• [Work to complete] Within the material below, find each line bearing the word "DOMOVA" and present it.

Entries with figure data
══════════════════════════════

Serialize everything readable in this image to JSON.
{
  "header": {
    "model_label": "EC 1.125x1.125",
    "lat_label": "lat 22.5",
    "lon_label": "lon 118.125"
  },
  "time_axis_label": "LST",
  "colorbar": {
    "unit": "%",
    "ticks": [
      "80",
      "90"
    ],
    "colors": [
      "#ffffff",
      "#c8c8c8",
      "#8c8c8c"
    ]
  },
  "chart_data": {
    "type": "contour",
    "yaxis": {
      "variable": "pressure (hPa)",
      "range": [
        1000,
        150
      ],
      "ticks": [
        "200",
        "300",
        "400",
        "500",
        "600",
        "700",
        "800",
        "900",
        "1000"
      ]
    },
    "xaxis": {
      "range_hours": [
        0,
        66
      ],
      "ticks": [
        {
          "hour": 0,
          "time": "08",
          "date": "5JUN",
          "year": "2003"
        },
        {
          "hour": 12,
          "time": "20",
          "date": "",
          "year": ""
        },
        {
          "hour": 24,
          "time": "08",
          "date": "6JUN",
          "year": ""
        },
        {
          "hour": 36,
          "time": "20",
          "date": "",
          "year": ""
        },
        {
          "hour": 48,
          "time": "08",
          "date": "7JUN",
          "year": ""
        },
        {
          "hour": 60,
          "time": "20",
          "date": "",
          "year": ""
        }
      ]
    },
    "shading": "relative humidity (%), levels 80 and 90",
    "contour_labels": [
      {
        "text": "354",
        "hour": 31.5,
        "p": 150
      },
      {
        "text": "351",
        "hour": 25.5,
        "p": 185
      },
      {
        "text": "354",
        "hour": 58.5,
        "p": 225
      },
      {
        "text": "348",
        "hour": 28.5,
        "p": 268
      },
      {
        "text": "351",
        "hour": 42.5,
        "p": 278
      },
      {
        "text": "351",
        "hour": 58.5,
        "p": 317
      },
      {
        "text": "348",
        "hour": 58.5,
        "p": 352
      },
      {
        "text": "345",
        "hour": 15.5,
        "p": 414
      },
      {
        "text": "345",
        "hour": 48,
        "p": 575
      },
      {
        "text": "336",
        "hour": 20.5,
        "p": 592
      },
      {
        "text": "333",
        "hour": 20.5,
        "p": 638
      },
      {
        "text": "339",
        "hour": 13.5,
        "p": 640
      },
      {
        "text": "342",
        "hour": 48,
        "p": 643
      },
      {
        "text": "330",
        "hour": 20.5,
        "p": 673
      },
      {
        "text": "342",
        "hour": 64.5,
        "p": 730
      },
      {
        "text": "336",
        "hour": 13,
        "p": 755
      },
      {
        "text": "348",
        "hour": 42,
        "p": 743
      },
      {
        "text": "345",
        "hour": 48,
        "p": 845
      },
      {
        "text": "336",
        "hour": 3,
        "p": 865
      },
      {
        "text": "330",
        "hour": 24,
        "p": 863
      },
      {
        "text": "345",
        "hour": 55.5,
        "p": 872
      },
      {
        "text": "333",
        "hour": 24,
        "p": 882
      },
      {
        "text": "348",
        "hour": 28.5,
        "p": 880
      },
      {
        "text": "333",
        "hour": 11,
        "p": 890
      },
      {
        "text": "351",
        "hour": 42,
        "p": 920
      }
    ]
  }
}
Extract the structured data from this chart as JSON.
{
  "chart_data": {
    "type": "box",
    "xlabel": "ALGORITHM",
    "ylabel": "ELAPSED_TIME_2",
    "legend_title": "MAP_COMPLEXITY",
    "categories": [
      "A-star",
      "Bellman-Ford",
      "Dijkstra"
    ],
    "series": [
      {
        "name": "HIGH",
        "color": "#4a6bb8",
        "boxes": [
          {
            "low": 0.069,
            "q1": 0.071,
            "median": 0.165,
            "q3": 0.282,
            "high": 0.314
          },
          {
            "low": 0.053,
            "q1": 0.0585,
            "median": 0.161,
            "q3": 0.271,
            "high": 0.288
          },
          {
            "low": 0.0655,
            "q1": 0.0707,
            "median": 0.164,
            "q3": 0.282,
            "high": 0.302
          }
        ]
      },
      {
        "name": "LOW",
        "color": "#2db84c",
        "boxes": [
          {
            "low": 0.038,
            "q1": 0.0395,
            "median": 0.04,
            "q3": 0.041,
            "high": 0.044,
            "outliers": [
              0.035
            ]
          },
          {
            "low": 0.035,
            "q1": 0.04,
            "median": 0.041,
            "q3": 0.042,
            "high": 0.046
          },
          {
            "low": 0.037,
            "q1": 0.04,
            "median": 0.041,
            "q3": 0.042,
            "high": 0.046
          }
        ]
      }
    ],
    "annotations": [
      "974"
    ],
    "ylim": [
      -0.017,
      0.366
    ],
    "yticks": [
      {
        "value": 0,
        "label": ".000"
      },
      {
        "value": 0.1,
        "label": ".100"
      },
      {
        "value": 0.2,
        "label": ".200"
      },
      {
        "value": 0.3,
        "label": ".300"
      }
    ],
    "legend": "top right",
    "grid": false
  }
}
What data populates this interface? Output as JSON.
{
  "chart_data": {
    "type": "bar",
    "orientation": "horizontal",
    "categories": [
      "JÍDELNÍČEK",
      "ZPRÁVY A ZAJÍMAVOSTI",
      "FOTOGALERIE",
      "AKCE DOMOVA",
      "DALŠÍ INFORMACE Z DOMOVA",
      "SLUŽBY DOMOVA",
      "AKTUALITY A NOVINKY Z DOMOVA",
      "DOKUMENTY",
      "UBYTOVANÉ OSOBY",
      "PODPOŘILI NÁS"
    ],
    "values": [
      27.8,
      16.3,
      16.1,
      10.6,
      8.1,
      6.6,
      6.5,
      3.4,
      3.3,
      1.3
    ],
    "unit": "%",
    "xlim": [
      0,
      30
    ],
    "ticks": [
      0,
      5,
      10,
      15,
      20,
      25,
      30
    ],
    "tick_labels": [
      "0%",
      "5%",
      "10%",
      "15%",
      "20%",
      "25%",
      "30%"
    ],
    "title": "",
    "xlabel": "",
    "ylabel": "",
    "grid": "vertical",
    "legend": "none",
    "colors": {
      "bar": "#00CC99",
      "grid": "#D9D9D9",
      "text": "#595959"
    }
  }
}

══════════════════════════════

• [Correct answer]
      "AKCE DOMOVA",
      "DALŠÍ INFORMACE Z DOMOVA",
      "SLUŽBY DOMOVA",
      "AKTUALITY A NOVINKY Z DOMOVA",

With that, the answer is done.